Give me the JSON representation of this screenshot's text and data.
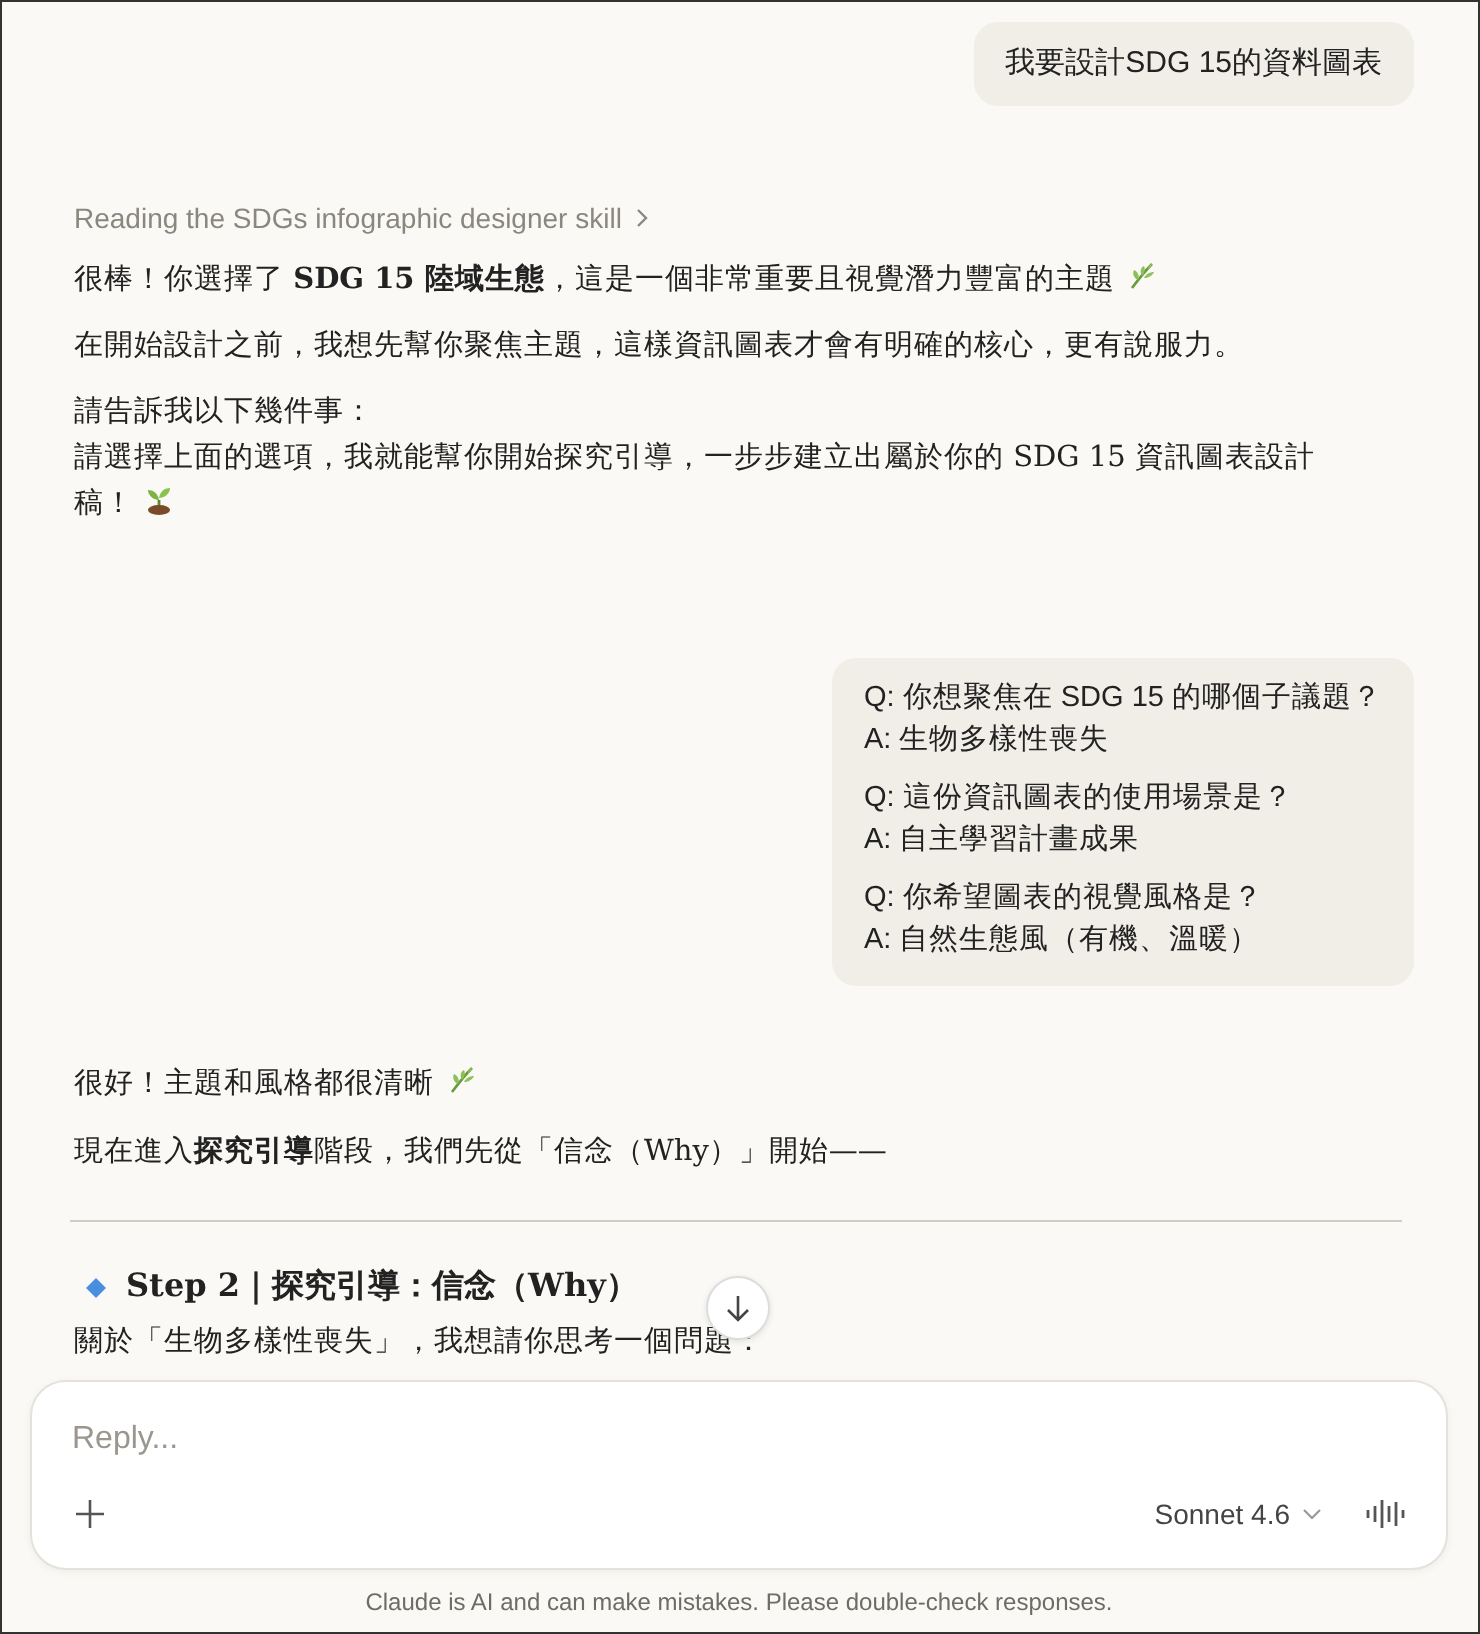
{
  "messages": [
    {
      "kind": "user",
      "text": "我要設計SDG 15的資料圖表"
    },
    {
      "kind": "assistant",
      "skill": "Reading the SDGs infographic designer skill",
      "blocks": [
        {
          "kind": "leafnote",
          "lines": [
            "很棒！你選擇了 **SDG 15 陸域生態**，這是一個非常重要且視覺潛力豐富的主題"
          ]
        },
        {
          "kind": "paragraph",
          "lines": [
            "在開始設計之前，我想先幫你聚焦主題，這樣資訊圖表才會有明確的核心，更有說服力。"
          ]
        },
        {
          "kind": "sproutnote",
          "lines": [
            "請告訴我以下幾件事：",
            "請選擇上面的選項，我就能幫你開始探究引導，一步步建立出屬於你的 SDG 15 資訊圖表設計",
            "稿！"
          ]
        }
      ]
    },
    {
      "kind": "answers",
      "items": [
        {
          "question": "Q: 你想聚焦在 SDG 15 的哪個子議題？",
          "answer": "A: 生物多樣性喪失"
        },
        {
          "question": "Q: 這份資訊圖表的使用場景是？",
          "answer": "A: 自主學習計畫成果"
        },
        {
          "question": "Q: 你希望圖表的視覺風格是？",
          "answer": "A: 自然生態風（有機、溫暖）"
        }
      ]
    },
    {
      "kind": "assistant",
      "blocks": [
        {
          "kind": "leafnote",
          "lines": [
            "很好！主題和風格都很清晰"
          ]
        },
        {
          "kind": "paragraph",
          "lines": [
            "現在進入**探究引導**階段，我們先從「信念（Why）」開始——"
          ]
        },
        {
          "kind": "divider"
        },
        {
          "kind": "heading",
          "text": "Step 2｜探究引導：信念（Why）"
        },
        {
          "kind": "paragraph",
          "lines": [
            "關於「生物多樣性喪失」，我想請你思考一個問題："
          ]
        }
      ]
    }
  ],
  "composer": {
    "placeholder": "Reply...",
    "model": "Sonnet 4.6"
  },
  "disclaimer": "Claude is AI and can make mistakes. Please double-check responses."
}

□ □ □

The task = In the entries above, identify every line with the word "text". Copy those lines.

Task result =
Give me the JSON representation of this screenshot's text and data.
      "text": "我要設計SDG 15的資料圖表"
          "text": "Step 2｜探究引導：信念（Why）"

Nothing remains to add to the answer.